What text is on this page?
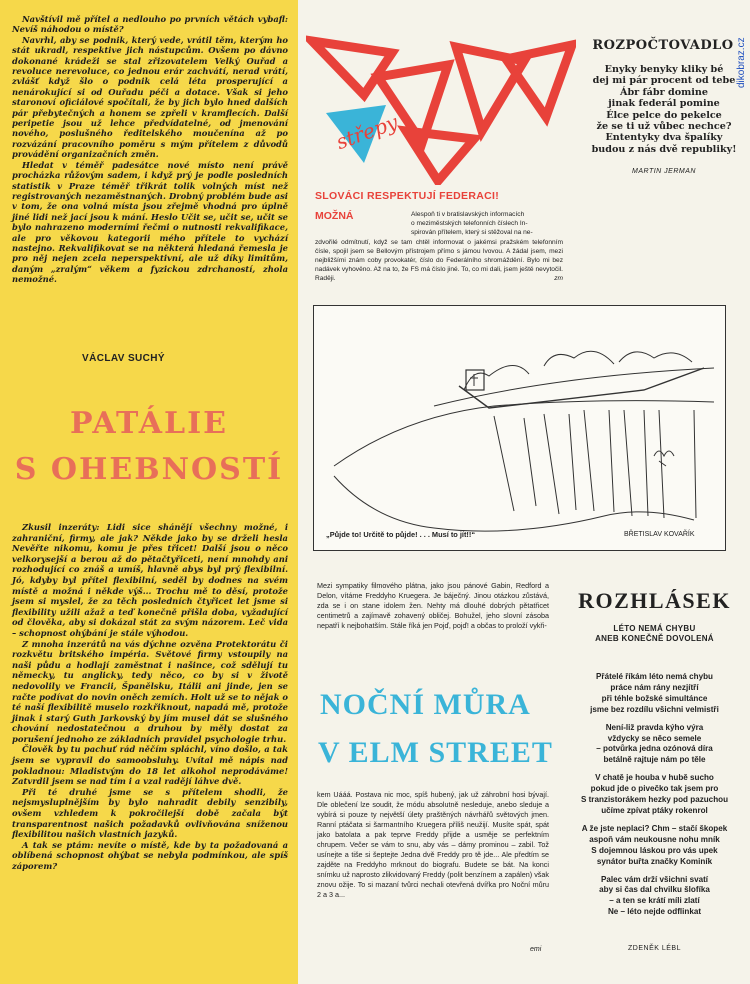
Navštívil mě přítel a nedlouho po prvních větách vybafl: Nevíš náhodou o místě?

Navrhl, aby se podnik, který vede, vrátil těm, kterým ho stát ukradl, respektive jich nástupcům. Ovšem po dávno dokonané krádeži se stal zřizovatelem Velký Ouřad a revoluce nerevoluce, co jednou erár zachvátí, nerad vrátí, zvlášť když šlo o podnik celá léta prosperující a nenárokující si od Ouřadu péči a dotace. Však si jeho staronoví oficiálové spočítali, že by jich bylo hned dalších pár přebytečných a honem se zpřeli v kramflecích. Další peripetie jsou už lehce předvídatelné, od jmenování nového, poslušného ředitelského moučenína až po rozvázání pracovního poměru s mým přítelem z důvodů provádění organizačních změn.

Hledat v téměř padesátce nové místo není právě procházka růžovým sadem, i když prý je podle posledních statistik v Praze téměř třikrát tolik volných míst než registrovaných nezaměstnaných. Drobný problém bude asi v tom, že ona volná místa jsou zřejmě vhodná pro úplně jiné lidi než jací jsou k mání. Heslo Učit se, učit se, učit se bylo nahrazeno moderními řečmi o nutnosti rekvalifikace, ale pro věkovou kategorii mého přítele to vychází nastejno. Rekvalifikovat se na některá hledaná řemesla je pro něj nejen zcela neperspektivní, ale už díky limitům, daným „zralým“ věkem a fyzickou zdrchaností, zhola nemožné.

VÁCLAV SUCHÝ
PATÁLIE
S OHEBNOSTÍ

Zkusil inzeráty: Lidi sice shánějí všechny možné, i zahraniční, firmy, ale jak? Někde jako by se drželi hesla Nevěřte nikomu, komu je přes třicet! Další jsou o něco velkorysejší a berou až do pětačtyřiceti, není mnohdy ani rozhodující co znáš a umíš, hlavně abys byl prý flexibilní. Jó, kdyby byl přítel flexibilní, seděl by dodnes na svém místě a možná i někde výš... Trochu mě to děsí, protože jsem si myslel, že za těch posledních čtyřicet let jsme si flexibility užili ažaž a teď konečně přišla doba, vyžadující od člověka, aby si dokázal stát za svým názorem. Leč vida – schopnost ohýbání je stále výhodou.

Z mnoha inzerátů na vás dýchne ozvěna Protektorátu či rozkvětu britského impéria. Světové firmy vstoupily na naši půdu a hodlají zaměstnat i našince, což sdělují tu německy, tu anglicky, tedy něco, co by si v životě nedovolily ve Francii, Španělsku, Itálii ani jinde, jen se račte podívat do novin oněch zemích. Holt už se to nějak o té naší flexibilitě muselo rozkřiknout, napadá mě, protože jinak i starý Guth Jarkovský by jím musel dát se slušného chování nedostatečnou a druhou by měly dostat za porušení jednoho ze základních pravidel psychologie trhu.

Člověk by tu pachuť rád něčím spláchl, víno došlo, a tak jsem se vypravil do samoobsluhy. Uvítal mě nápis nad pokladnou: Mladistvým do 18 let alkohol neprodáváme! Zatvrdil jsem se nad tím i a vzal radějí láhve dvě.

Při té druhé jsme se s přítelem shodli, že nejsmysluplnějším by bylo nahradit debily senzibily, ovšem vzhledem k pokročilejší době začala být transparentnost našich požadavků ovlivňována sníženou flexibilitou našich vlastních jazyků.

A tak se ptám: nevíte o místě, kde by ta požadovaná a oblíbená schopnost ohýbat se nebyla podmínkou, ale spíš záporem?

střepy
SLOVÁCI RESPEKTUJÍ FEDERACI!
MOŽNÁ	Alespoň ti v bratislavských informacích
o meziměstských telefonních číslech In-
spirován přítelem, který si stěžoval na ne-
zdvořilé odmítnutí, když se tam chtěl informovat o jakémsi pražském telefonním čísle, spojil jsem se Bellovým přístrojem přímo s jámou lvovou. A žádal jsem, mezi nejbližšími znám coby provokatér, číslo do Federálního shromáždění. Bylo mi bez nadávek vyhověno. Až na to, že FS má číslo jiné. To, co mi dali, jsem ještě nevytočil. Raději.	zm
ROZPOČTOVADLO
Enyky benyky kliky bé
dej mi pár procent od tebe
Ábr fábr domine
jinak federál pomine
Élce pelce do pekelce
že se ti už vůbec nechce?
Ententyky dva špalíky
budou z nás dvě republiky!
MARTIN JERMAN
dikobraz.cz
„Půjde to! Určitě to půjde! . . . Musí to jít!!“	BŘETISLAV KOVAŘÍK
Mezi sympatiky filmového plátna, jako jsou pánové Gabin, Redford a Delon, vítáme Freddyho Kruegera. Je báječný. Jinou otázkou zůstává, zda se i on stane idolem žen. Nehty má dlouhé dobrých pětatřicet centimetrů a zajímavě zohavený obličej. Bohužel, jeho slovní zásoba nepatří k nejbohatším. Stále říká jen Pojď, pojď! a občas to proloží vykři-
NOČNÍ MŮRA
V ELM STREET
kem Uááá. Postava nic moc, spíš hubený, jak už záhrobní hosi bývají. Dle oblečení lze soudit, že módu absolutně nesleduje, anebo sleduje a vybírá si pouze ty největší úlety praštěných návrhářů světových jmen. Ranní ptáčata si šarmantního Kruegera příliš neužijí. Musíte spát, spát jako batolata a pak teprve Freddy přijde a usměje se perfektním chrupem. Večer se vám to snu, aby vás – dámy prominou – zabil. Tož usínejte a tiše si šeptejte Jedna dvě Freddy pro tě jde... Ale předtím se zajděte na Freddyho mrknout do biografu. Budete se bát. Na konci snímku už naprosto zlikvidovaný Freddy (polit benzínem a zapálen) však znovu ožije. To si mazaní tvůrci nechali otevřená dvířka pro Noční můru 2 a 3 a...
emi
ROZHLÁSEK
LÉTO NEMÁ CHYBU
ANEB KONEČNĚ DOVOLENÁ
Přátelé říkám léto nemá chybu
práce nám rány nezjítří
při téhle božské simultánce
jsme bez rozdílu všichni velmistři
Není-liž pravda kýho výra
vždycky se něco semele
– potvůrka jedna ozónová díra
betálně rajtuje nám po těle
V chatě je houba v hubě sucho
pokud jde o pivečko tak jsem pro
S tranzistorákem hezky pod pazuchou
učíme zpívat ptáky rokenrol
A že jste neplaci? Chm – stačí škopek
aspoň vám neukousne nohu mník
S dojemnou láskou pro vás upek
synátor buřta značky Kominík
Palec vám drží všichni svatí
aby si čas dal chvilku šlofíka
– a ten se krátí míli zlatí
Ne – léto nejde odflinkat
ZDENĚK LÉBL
···
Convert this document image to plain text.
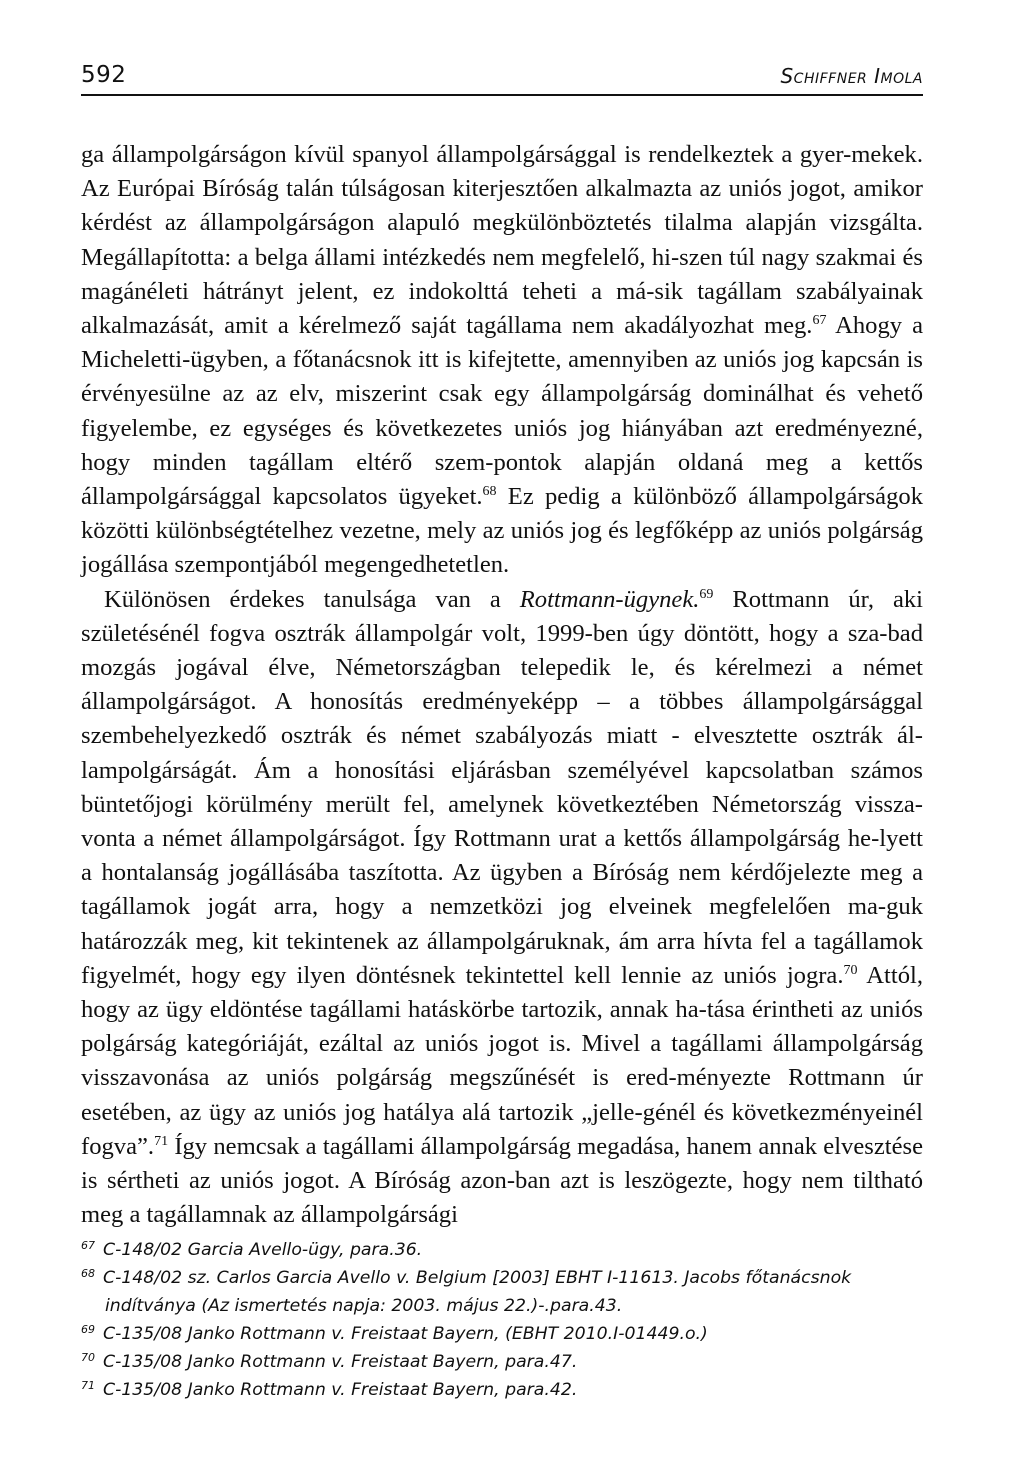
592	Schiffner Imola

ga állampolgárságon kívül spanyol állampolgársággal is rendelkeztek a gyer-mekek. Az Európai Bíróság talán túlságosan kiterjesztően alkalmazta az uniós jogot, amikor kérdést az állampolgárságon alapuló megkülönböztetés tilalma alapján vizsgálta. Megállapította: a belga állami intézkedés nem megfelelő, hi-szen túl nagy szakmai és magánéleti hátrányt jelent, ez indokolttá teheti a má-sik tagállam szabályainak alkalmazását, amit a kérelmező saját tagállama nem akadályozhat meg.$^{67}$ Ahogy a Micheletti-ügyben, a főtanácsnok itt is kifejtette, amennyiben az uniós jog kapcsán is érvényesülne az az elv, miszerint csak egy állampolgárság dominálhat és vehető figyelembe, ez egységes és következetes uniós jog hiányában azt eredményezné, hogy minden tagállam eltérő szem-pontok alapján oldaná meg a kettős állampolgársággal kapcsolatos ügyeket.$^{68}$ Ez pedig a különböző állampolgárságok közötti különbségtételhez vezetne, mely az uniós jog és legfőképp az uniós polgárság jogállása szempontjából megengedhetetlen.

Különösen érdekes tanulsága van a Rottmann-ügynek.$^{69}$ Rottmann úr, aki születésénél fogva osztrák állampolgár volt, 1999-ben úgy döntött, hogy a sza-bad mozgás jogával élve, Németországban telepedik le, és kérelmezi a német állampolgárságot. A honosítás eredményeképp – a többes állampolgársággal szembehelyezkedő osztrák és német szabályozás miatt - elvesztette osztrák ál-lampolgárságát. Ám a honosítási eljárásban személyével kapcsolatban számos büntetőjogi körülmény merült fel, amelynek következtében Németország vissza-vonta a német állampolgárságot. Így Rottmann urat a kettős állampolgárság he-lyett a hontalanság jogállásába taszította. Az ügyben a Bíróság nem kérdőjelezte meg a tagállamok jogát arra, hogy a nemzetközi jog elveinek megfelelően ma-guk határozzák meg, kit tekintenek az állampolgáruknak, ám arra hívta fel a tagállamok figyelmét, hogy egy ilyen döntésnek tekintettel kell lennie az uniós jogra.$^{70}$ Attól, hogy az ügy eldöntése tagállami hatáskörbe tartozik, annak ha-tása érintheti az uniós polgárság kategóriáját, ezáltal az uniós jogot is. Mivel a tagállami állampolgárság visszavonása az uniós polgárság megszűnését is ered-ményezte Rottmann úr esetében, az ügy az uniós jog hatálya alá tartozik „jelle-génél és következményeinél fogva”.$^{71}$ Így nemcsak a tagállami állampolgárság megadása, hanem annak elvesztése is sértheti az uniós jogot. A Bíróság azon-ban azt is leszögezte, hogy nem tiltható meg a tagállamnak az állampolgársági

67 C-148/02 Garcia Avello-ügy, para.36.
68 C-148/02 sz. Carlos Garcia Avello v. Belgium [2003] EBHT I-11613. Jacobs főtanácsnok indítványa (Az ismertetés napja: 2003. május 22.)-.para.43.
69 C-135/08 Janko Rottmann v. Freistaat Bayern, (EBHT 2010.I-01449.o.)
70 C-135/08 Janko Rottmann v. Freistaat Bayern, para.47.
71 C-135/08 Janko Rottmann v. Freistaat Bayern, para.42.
···
Do this: Search the entries for the word "přítelem" and pick out every line that holds it.

Correct answer:
Navrhl, aby se podnik, který vede, vrátil těm, kterým ho stát ukradl, respektive jich nástupcům. Ovšem po dávno dokonané krádeži se stal zřizovatelem Velký Ouřad a revoluce nerevoluce, co jednou erár zachvátí, nerad vrátí, zvlášť když šlo o podnik celá léta prosperující a nenárokující si od Ouřadu péči a dotace. Však si jeho staronoví oficiálové spočítali, že by jich bylo hned dalších pár přebytečných a honem se zpřeli v kramflecích. Další peripetie jsou už lehce předvídatelné, od jmenování nového, poslušného ředitelského moučenína až po rozvázání pracovního poměru s mým přítelem z důvodů provádění organizačních změn.
Při té druhé jsme se s přítelem shodli, že nejsmysluplnějším by bylo nahradit debily senzibily, ovšem vzhledem k pokročilejší době začala být transparentnost našich požadavků ovlivňována sníženou flexibilitou našich vlastních jazyků.
spirován přítelem, který si stěžoval na ne-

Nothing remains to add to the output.